- [WORK TO COMPLETE]:
Here are some records. Copy each one exactly.

- [Stored data entries]:
>> Start

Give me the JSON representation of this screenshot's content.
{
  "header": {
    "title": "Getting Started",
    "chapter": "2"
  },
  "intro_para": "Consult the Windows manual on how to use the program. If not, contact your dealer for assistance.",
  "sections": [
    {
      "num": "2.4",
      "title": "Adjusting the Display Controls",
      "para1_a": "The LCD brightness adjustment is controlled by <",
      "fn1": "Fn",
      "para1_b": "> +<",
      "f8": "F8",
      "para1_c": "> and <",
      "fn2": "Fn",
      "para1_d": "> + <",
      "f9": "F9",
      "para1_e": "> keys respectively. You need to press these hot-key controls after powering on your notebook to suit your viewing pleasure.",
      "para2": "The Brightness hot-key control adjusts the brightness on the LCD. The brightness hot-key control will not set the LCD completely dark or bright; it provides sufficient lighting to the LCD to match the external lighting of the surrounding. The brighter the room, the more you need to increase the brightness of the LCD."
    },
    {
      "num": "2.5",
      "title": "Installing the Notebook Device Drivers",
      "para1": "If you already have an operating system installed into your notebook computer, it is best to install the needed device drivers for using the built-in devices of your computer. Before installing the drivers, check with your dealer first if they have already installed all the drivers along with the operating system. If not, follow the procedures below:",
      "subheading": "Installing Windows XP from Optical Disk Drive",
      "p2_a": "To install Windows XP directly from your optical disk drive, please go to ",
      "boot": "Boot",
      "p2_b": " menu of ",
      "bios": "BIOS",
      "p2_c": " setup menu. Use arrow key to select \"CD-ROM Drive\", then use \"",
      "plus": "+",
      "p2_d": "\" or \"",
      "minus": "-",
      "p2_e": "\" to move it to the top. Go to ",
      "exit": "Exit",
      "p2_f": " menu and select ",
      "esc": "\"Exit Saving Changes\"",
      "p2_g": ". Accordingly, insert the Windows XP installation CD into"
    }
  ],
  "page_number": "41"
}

>> End

- [COMPLETED EXERCISE]:
Give me the JSON representation of this screenshot's content.
{
  "header": {
    "title": "Getting Started",
    "chapter": "2"
  },
  "intro_para": "Consult the Windows manual on how to use the program. If not, contact your dealer for assistance.",
  "sections": [
    {
      "num": "2.4",
      "title": "Adjusting the Display Controls",
      "para1_a": "The LCD brightness adjustment is controlled by <",
      "fn1": "Fn",
      "para1_b": "> +<",
      "f8": "F8",
      "para1_c": "> and <",
      "fn2": "Fn",
      "para1_d": "> + <",
      "f9": "F9",
      "para1_e": "> keys respectively. You need to press these hot-key controls after powering on your notebook to suit your viewing pleasure.",
      "para2": "The Brightness hot-key control adjusts the brightness on the LCD. The brightness hot-key control will not set the LCD completely dark or bright; it provides sufficient lighting to the LCD to match the external lighting of the surrounding. The brighter the room, the more you need to increase the brightness of the LCD."
    },
    {
      "num": "2.5",
      "title": "Installing the Notebook Device Drivers",
      "para1": "If you already have an operating system installed into your notebook computer, it is best to install the needed device drivers for using the built-in devices of your computer. Before installing the drivers, check with your dealer first if they have already installed all the drivers along with the operating system. If not, follow the procedures below:",
      "subheading": "Installing Windows XP from Optical Disk Drive",
      "p2_a": "To install Windows XP directly from your optical disk drive, please go to ",
      "boot": "Boot",
      "p2_b": " menu of ",
      "bios": "BIOS",
      "p2_c": " setup menu. Use arrow key to select \"CD-ROM Drive\", then use \"",
      "plus": "+",
      "p2_d": "\" or \"",
      "minus": "-",
      "p2_e": "\" to move it to the top. Go to ",
      "exit": "Exit",
      "p2_f": " menu and select ",
      "esc": "\"Exit Saving Changes\"",
      "p2_g": ". Accordingly, insert the Windows XP installation CD into"
    }
  ],
  "page_number": "41"
}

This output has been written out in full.